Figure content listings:

* Begin *

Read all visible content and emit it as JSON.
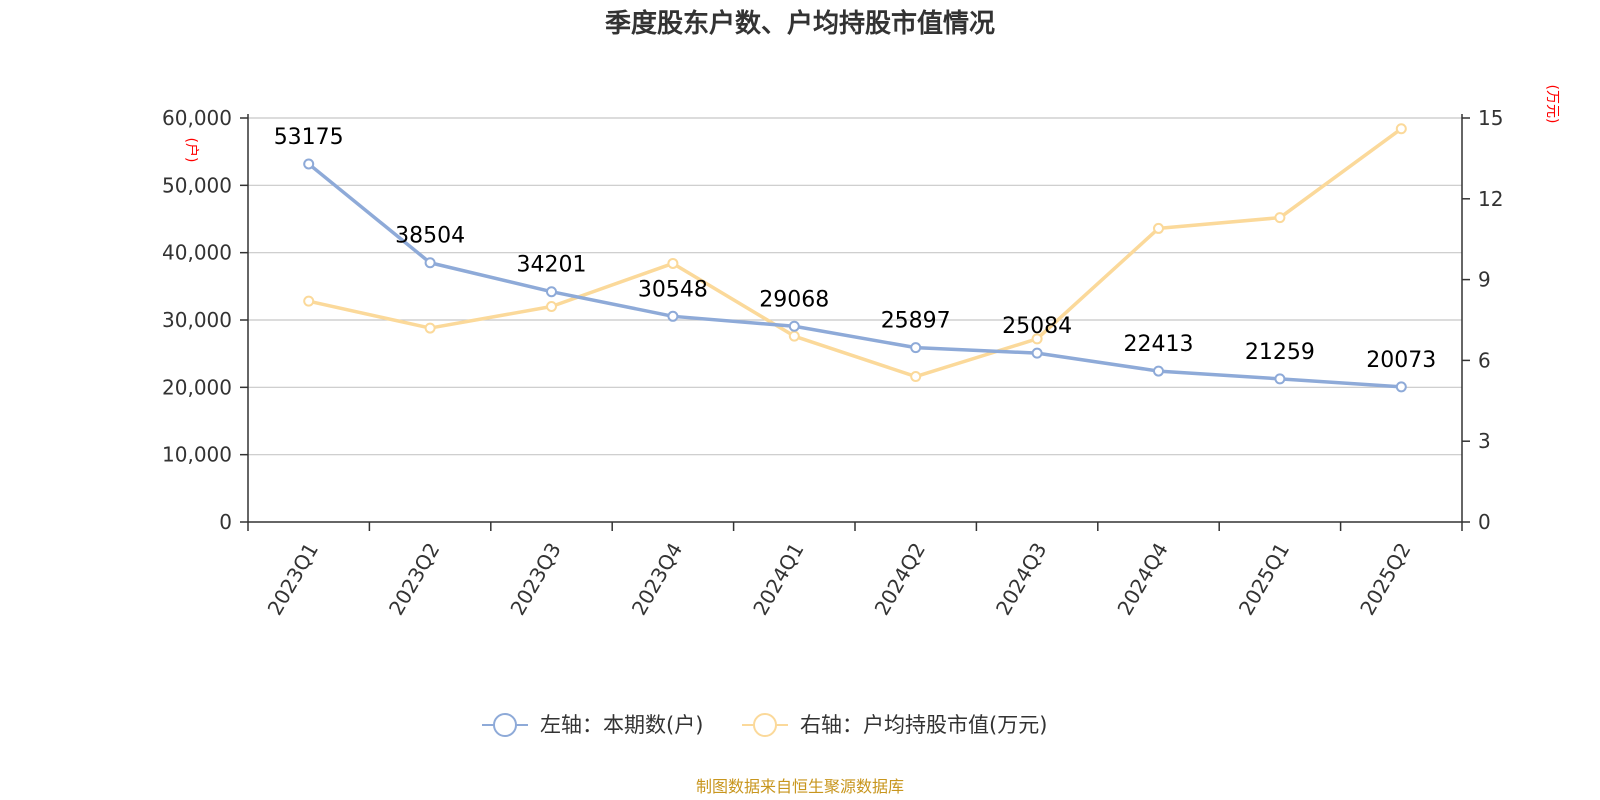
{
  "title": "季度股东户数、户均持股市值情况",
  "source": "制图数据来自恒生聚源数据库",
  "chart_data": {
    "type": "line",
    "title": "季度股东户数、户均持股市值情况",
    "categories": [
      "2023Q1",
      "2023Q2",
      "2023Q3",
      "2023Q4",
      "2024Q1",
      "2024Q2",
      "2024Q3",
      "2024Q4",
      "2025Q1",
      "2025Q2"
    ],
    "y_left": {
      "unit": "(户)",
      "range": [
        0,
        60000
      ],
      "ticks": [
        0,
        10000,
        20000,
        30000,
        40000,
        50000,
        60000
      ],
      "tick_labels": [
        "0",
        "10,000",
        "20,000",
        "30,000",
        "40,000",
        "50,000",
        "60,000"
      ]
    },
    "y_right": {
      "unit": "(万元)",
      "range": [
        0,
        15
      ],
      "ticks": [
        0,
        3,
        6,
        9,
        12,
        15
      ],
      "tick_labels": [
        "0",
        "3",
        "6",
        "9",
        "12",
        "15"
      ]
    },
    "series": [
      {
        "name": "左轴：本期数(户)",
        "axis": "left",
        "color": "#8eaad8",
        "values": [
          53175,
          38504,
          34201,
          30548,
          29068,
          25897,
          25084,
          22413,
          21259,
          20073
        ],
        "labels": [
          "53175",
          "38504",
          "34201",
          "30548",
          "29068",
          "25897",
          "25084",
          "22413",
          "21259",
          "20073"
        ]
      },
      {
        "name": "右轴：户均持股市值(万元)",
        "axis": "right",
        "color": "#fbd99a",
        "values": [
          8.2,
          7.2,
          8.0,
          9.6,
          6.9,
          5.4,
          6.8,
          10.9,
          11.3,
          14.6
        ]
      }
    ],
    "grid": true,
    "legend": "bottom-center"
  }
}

* End *

→ DESCRIPTION OF THE TASK
Say how many lines of the listing above contain "户均持股市值情况", with no other words.

→ CORRECT RESULT
2